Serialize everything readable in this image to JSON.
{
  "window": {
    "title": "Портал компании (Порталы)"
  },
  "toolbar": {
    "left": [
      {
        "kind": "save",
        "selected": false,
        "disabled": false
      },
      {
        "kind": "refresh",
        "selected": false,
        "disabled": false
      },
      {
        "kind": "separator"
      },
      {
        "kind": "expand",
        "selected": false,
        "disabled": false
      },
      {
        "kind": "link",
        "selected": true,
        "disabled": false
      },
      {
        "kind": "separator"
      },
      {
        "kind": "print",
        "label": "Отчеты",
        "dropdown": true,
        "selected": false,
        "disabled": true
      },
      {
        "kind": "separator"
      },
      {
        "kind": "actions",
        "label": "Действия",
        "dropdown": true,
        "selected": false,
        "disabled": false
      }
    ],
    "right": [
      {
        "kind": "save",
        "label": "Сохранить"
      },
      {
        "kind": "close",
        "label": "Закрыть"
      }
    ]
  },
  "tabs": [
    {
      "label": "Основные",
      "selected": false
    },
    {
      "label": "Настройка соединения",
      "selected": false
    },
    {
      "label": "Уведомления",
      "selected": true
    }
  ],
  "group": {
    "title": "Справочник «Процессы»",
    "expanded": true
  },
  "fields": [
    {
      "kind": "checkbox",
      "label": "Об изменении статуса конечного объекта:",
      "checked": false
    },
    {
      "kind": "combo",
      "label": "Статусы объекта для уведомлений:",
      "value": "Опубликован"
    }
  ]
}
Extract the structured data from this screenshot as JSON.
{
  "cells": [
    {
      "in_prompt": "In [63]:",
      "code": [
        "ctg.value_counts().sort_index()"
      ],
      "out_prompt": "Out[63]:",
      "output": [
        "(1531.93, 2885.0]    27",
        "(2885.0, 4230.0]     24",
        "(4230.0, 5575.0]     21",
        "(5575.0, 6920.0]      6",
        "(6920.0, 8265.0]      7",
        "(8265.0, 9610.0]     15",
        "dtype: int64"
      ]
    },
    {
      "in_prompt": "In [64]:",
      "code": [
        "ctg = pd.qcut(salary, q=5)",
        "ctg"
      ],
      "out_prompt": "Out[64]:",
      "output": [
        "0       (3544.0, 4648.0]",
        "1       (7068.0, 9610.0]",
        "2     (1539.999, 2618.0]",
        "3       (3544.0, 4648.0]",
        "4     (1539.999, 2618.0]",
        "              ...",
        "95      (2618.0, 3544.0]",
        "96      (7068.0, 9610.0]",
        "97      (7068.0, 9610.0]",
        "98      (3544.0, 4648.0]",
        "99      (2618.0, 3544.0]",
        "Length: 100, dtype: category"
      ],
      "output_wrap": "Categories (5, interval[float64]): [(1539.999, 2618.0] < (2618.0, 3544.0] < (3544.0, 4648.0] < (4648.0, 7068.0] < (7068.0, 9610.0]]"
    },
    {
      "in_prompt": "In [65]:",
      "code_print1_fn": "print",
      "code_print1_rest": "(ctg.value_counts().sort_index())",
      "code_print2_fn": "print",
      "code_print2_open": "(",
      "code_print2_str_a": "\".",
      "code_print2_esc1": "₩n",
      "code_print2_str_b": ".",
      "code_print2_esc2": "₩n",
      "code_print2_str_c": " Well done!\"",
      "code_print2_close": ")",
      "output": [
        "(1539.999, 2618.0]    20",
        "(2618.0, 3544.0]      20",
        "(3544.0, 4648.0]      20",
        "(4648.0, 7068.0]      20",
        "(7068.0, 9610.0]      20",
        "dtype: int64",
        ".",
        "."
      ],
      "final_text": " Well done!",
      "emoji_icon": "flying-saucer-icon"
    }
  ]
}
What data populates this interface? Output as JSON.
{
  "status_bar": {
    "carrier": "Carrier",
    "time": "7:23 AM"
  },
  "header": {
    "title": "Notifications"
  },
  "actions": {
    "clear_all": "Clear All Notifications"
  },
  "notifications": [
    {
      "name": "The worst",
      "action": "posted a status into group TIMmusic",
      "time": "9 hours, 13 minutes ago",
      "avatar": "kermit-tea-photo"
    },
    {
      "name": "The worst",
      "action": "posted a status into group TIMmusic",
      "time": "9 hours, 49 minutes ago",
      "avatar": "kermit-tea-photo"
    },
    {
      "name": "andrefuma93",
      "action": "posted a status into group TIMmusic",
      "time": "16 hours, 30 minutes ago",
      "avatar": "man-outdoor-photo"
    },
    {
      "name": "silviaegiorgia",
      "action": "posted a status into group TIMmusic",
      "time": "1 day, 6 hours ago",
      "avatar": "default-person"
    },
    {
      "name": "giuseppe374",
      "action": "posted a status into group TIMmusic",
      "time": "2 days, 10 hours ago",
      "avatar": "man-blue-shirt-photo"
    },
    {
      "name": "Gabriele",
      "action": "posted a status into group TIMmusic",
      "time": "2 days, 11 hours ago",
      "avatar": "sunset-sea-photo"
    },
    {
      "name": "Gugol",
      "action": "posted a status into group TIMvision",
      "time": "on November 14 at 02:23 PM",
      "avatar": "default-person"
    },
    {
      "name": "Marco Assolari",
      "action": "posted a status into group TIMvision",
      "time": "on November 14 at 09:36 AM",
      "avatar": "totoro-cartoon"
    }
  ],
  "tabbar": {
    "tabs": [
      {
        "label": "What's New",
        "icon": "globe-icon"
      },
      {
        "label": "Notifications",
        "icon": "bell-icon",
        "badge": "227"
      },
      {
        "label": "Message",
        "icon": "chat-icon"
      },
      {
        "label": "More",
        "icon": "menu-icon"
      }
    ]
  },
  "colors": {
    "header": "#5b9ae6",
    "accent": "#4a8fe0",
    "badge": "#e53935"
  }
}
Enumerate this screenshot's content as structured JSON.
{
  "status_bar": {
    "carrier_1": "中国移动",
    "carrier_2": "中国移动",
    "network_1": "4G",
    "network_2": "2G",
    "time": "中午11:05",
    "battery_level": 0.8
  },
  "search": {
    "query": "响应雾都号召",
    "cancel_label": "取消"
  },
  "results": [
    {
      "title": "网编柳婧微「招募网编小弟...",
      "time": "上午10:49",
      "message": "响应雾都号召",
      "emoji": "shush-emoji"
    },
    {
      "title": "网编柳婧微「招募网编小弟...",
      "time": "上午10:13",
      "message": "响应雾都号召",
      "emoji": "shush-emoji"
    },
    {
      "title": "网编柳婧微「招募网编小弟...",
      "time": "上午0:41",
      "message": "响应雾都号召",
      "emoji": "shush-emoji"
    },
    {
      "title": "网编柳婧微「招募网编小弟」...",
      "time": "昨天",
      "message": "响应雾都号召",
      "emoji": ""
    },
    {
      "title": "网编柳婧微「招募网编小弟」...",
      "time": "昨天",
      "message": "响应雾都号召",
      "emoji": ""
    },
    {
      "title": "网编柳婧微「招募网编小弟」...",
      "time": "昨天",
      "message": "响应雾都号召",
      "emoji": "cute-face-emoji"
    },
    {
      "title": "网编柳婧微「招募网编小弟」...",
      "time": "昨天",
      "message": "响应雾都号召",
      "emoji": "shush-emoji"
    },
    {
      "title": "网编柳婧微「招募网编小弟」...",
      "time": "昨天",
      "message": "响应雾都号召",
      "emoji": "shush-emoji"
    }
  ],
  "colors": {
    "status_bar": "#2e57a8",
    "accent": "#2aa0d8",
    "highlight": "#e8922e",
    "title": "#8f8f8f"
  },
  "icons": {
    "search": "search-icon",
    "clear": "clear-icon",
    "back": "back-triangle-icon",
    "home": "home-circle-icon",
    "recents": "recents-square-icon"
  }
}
******************************
Required task: Pick out and copy every line that contains the word "data".

Solution for this task:
Extract the structured data from this screenshot as JSON.
What data populates this interface? Output as JSON.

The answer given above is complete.